= TASK DIRECTIONS =
Pick out each line containing the string "minmax".

= DATASET CONTENT =
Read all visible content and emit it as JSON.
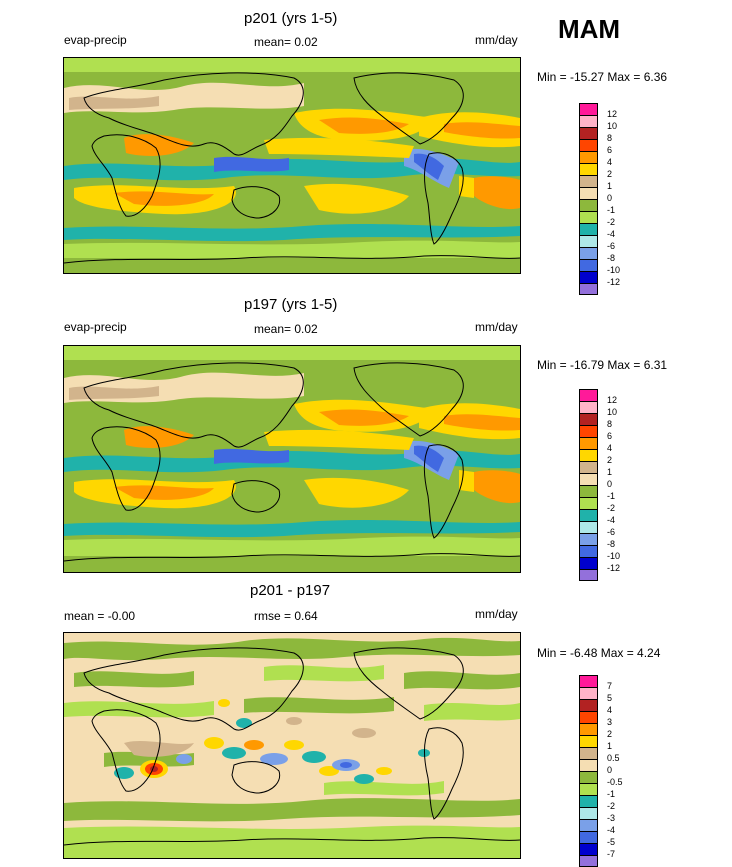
{
  "season": "MAM",
  "palette": {
    "c1": "#ff1a99",
    "c2": "#ffb3c8",
    "c3": "#b22222",
    "c4": "#ff4500",
    "c5": "#ff9900",
    "c6": "#ffd700",
    "c7": "#d2b48c",
    "c8": "#f5deb3",
    "c9": "#8db83c",
    "c10": "#b0e050",
    "c11": "#20b2aa",
    "c12": "#aee8e8",
    "c13": "#7aa0e8",
    "c14": "#4169e1",
    "c15": "#0000cd",
    "c16": "#9370db"
  },
  "panels": [
    {
      "title": "p201 (yrs 1-5)",
      "left_label": "evap-precip",
      "center_label": "mean=  0.02",
      "right_label": "mm/day",
      "minmax": "Min = -15.27 Max =   6.36",
      "levels": [
        "12",
        "10",
        "8",
        "6",
        "4",
        "2",
        "1",
        "0",
        "-1",
        "-2",
        "-4",
        "-6",
        "-8",
        "-10",
        "-12"
      ]
    },
    {
      "title": "p197 (yrs 1-5)",
      "left_label": "evap-precip",
      "center_label": "mean=  0.02",
      "right_label": "mm/day",
      "minmax": "Min = -16.79 Max =   6.31",
      "levels": [
        "12",
        "10",
        "8",
        "6",
        "4",
        "2",
        "1",
        "0",
        "-1",
        "-2",
        "-4",
        "-6",
        "-8",
        "-10",
        "-12"
      ]
    },
    {
      "title": "p201 - p197",
      "left_label": "mean =  -0.00",
      "center_label": "rmse =   0.64",
      "right_label": "mm/day",
      "minmax": "Min =  -6.48 Max =   4.24",
      "levels": [
        "7",
        "5",
        "4",
        "3",
        "2",
        "1",
        "0.5",
        "0",
        "-0.5",
        "-1",
        "-2",
        "-3",
        "-4",
        "-5",
        "-7"
      ]
    }
  ]
}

= RESULT OF THIS TASK =
      "minmax": "Min = -15.27 Max =   6.36",
      "minmax": "Min = -16.79 Max =   6.31",
      "minmax": "Min =  -6.48 Max =   4.24",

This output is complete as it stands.